# What the task requires
Count the lines below that contain the word "value", and report only that number.
══ Data provided ══
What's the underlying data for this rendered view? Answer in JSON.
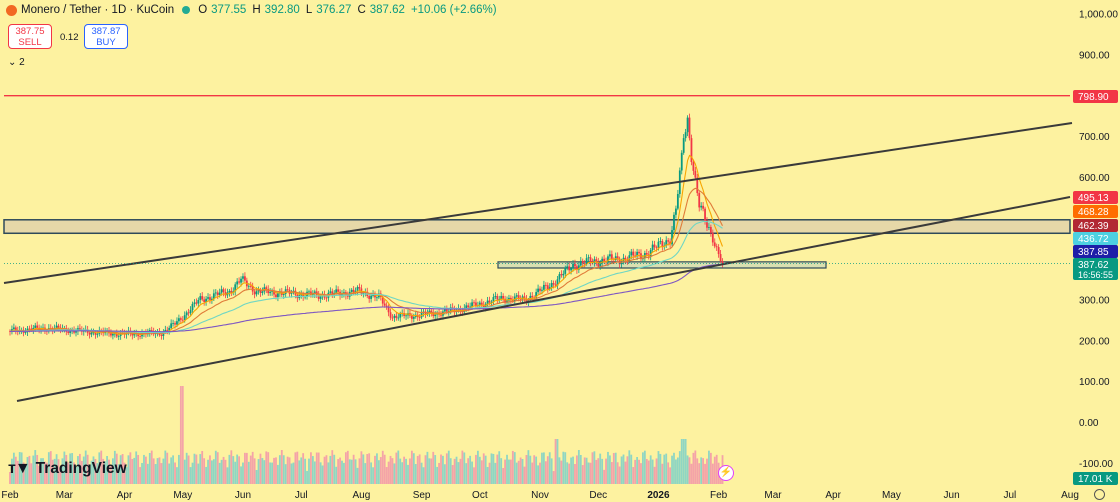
{
  "header": {
    "symbol": "Monero / Tether · 1D · KuCoin",
    "open_label": "O",
    "open": "377.55",
    "high_label": "H",
    "high": "392.80",
    "low_label": "L",
    "low": "376.27",
    "close_label": "C",
    "close": "387.62",
    "change": "+10.06 (+2.66%)"
  },
  "trade": {
    "sell_price": "387.75",
    "sell_label": "SELL",
    "spread": "0.12",
    "buy_price": "387.87",
    "buy_label": "BUY"
  },
  "indicators": {
    "toggle": "2"
  },
  "branding": {
    "logo": "TradingView"
  },
  "colors": {
    "background": "#fdf2a0",
    "resistance": "#f23645",
    "channel": "#3a3a3a",
    "zone_fill": "#e6d8a8",
    "zone_border": "#2e4a5a",
    "candle_up": "#089981",
    "candle_down": "#f23645",
    "ema_fast": "#f7a600",
    "ema_mid": "#e07b39",
    "ema_slow": "#6fd6c4",
    "ema_long": "#7e57c2"
  },
  "chart_data": {
    "type": "candlestick",
    "x_axis": {
      "ticks": [
        "Feb",
        "Mar",
        "Apr",
        "May",
        "Jun",
        "Jul",
        "Aug",
        "Sep",
        "Oct",
        "Nov",
        "Dec",
        "2026",
        "Feb",
        "Mar",
        "Apr",
        "May",
        "Jun",
        "Jul",
        "Aug"
      ]
    },
    "y_axis": {
      "ticks": [
        "1,000.00",
        "900.00",
        "700.00",
        "600.00",
        "300.00",
        "200.00",
        "100.00",
        "0.00",
        "-100.00"
      ],
      "scale": "linear"
    },
    "price_labels": [
      {
        "value": "798.90",
        "color": "#f23645",
        "text_color": "#ffffff"
      },
      {
        "value": "495.13",
        "color": "#f23645",
        "text_color": "#ffffff"
      },
      {
        "value": "468.28",
        "color": "#ff6d00",
        "text_color": "#ffffff"
      },
      {
        "value": "462.39",
        "color": "#b22833",
        "text_color": "#ffffff"
      },
      {
        "value": "436.72",
        "color": "#4dd0e1",
        "text_color": "#ffffff"
      },
      {
        "value": "387.85",
        "color": "#1e1ea8",
        "text_color": "#ffffff"
      },
      {
        "value": "387.62",
        "sub": "16:56:55",
        "color": "#089981",
        "text_color": "#ffffff"
      },
      {
        "value": "17.01 K",
        "color": "#089981",
        "text_color": "#ffffff"
      }
    ],
    "last_close": 387.62,
    "resistance": 798.9,
    "zones": [
      {
        "top": 495,
        "bottom": 462,
        "extends": "right"
      },
      {
        "top": 392,
        "bottom": 377,
        "extends": "limited"
      }
    ],
    "close_path": [
      [
        "2025-02-01",
        223
      ],
      [
        "2025-02-20",
        230
      ],
      [
        "2025-03-10",
        222
      ],
      [
        "2025-03-31",
        215
      ],
      [
        "2025-04-20",
        218
      ],
      [
        "2025-04-27",
        240
      ],
      [
        "2025-05-10",
        300
      ],
      [
        "2025-05-25",
        320
      ],
      [
        "2025-05-31",
        348
      ],
      [
        "2025-06-08",
        320
      ],
      [
        "2025-06-25",
        315
      ],
      [
        "2025-07-10",
        310
      ],
      [
        "2025-07-31",
        320
      ],
      [
        "2025-08-10",
        305
      ],
      [
        "2025-08-17",
        258
      ],
      [
        "2025-08-31",
        262
      ],
      [
        "2025-09-14",
        270
      ],
      [
        "2025-09-28",
        285
      ],
      [
        "2025-10-12",
        303
      ],
      [
        "2025-10-24",
        300
      ],
      [
        "2025-11-01",
        320
      ],
      [
        "2025-11-09",
        345
      ],
      [
        "2025-11-18",
        385
      ],
      [
        "2025-12-01",
        395
      ],
      [
        "2025-12-14",
        400
      ],
      [
        "2025-12-24",
        410
      ],
      [
        "2026-01-01",
        430
      ],
      [
        "2026-01-07",
        450
      ],
      [
        "2026-01-10",
        520
      ],
      [
        "2026-01-13",
        640
      ],
      [
        "2026-01-14",
        700
      ],
      [
        "2026-01-16",
        740
      ],
      [
        "2026-01-18",
        660
      ],
      [
        "2026-01-20",
        590
      ],
      [
        "2026-01-22",
        530
      ],
      [
        "2026-01-26",
        480
      ],
      [
        "2026-01-29",
        455
      ],
      [
        "2026-01-31",
        425
      ],
      [
        "2026-02-03",
        388
      ]
    ]
  }
}
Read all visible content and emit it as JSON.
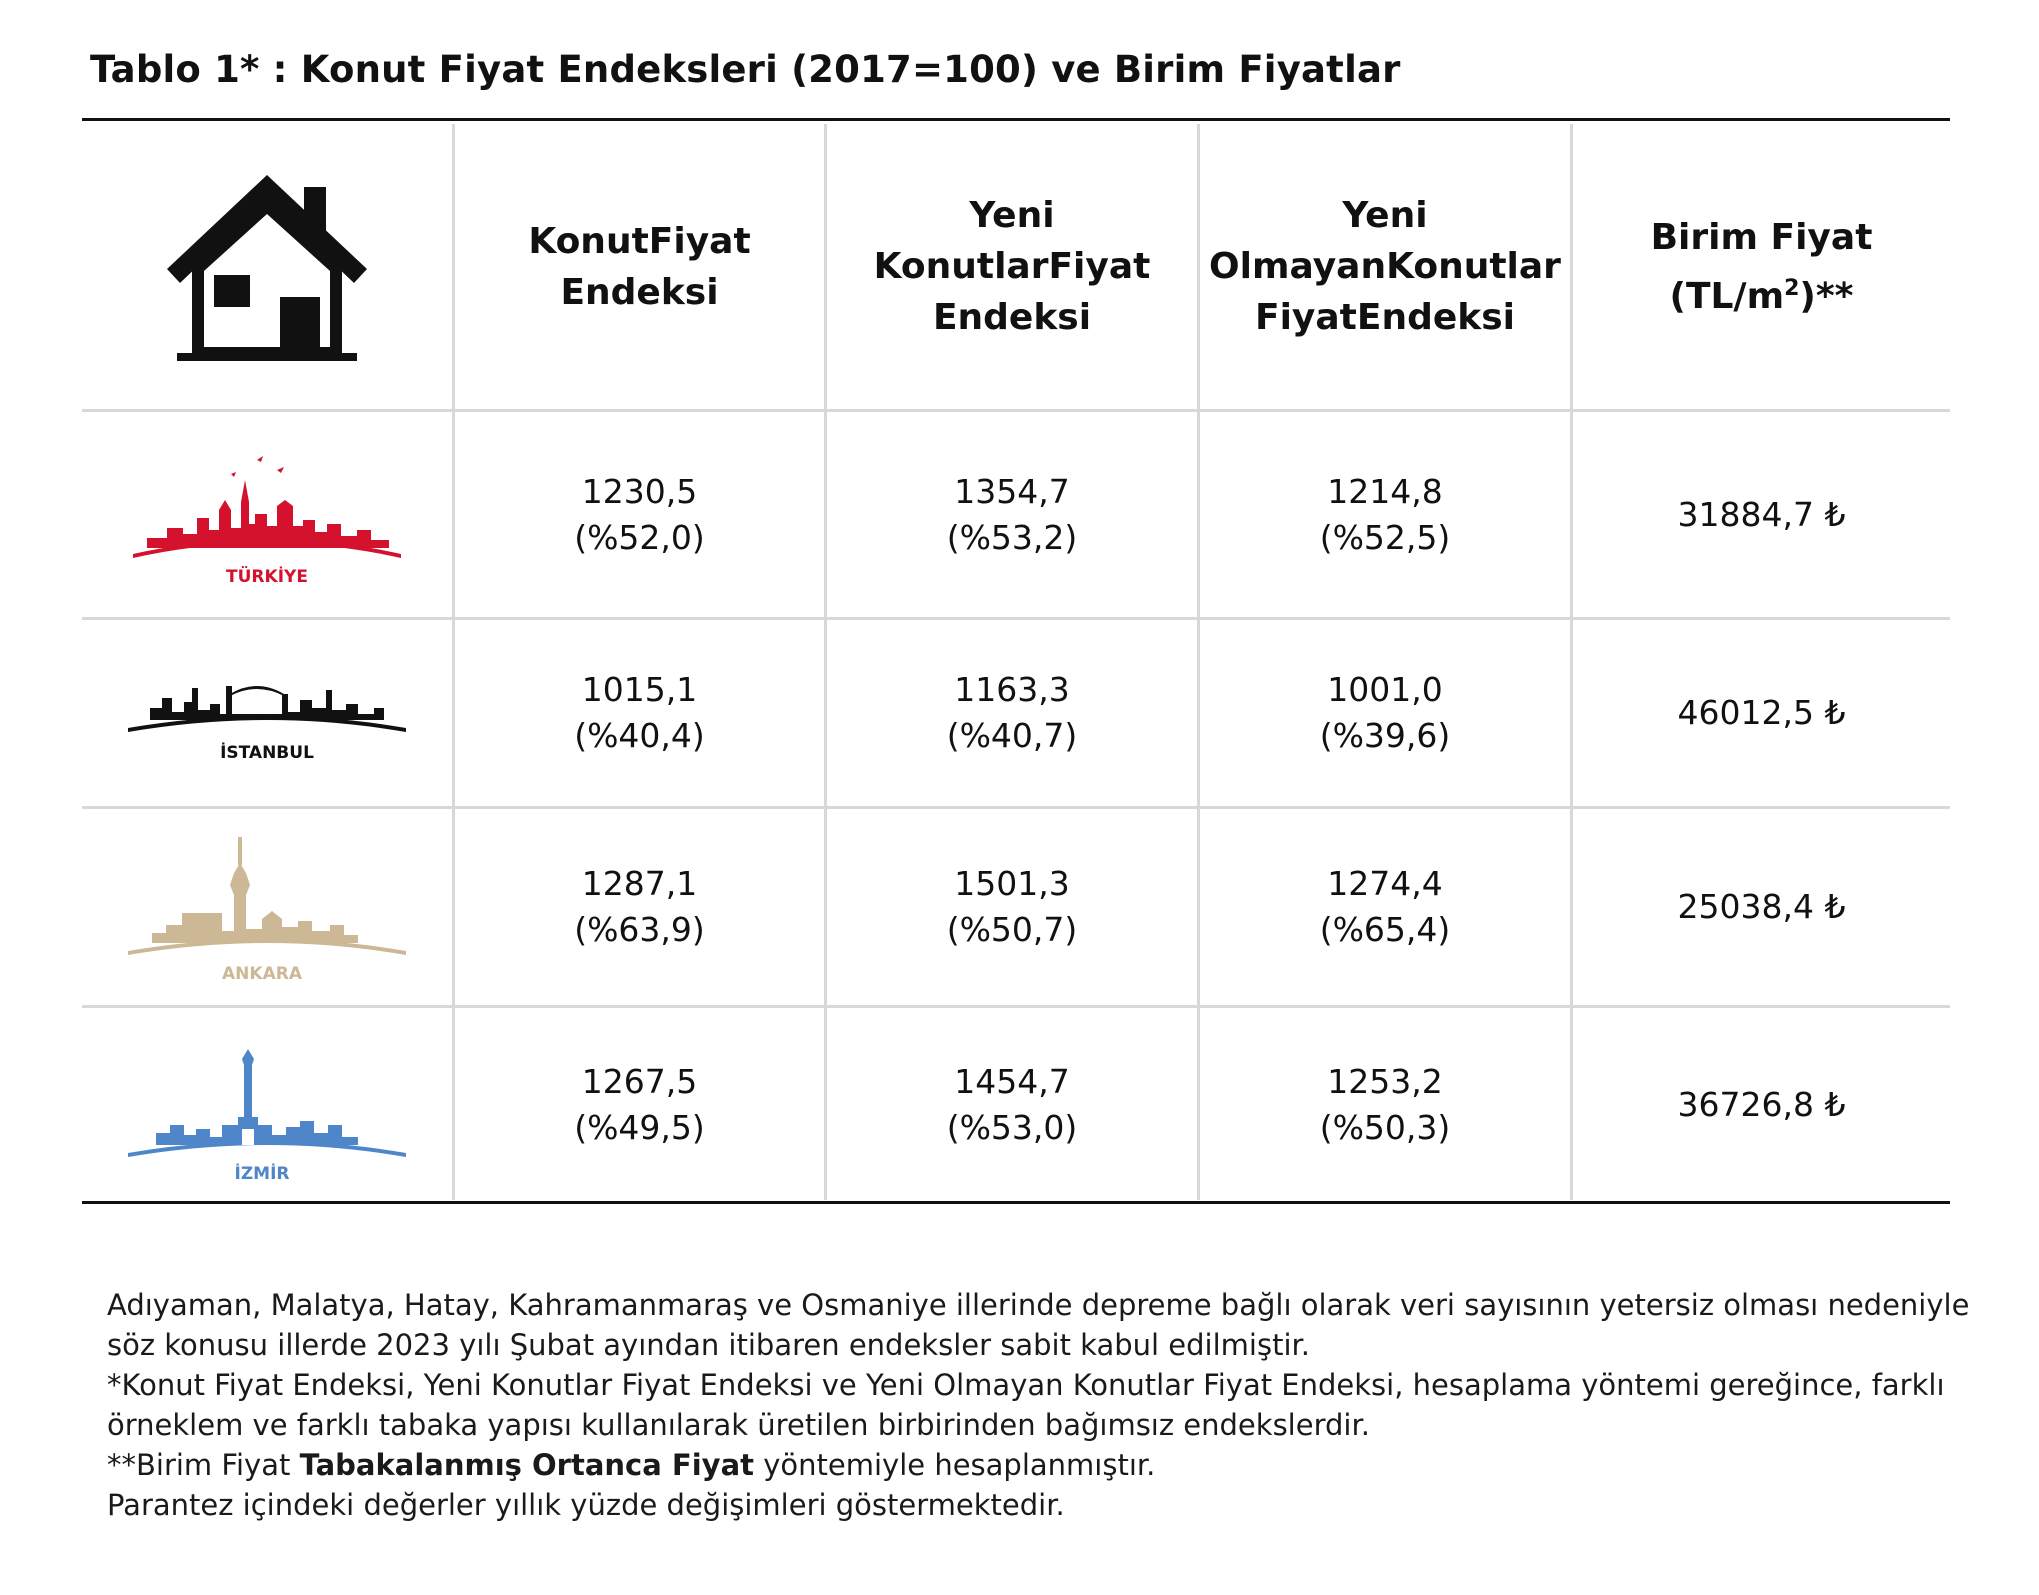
{
  "title": "Tablo 1* : Konut Fiyat Endeksleri (2017=100) ve Birim Fiyatlar",
  "header": {
    "icon": "house-icon",
    "col1": [
      "Konut",
      "Fiyat Endeksi"
    ],
    "col2": [
      "Yeni Konutlar",
      "Fiyat Endeksi"
    ],
    "col3": [
      "Yeni Olmayan",
      "Konutlar Fiyat",
      "Endeksi"
    ],
    "col4_line1": "Birim Fiyat",
    "col4_pre": "(TL/m",
    "col4_sup": "2",
    "col4_post": ")**"
  },
  "rows": [
    {
      "city": "TÜRKİYE",
      "color": "#d4122e",
      "konut": "1230,5",
      "konut_chg": "(%52,0)",
      "yeni": "1354,7",
      "yeni_chg": "(%53,2)",
      "yeni_olmayan": "1214,8",
      "yeni_olmayan_chg": "(%52,5)",
      "birim": "31884,7 ₺"
    },
    {
      "city": "İSTANBUL",
      "color": "#111111",
      "konut": "1015,1",
      "konut_chg": "(%40,4)",
      "yeni": "1163,3",
      "yeni_chg": "(%40,7)",
      "yeni_olmayan": "1001,0",
      "yeni_olmayan_chg": "(%39,6)",
      "birim": "46012,5 ₺"
    },
    {
      "city": "ANKARA",
      "color": "#cdb895",
      "konut": "1287,1",
      "konut_chg": "(%63,9)",
      "yeni": "1501,3",
      "yeni_chg": "(%50,7)",
      "yeni_olmayan": "1274,4",
      "yeni_olmayan_chg": "(%65,4)",
      "birim": "25038,4 ₺"
    },
    {
      "city": "İZMİR",
      "color": "#4f86c9",
      "konut": "1267,5",
      "konut_chg": "(%49,5)",
      "yeni": "1454,7",
      "yeni_chg": "(%53,0)",
      "yeni_olmayan": "1253,2",
      "yeni_olmayan_chg": "(%50,3)",
      "birim": "36726,8 ₺"
    }
  ],
  "notes": {
    "n1": "Adıyaman, Malatya, Hatay, Kahramanmaraş ve Osmaniye illerinde depreme bağlı olarak veri sayısının yetersiz olması nedeniyle",
    "n2": "söz konusu illerde 2023 yılı Şubat ayından itibaren endeksler sabit kabul edilmiştir.",
    "n3": "*Konut Fiyat Endeksi, Yeni Konutlar Fiyat Endeksi ve Yeni Olmayan Konutlar Fiyat Endeksi, hesaplama yöntemi gereğince, farklı",
    "n4": "örneklem ve farklı tabaka yapısı kullanılarak üretilen birbirinden bağımsız endekslerdir.",
    "n5_pre": "**Birim Fiyat ",
    "n5_bold": "Tabakalanmış Ortanca Fiyat",
    "n5_post": " yöntemiyle hesaplanmıştır.",
    "n6": "Parantez içindeki değerler yıllık yüzde değişimleri göstermektedir."
  }
}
═══
# Task solution
8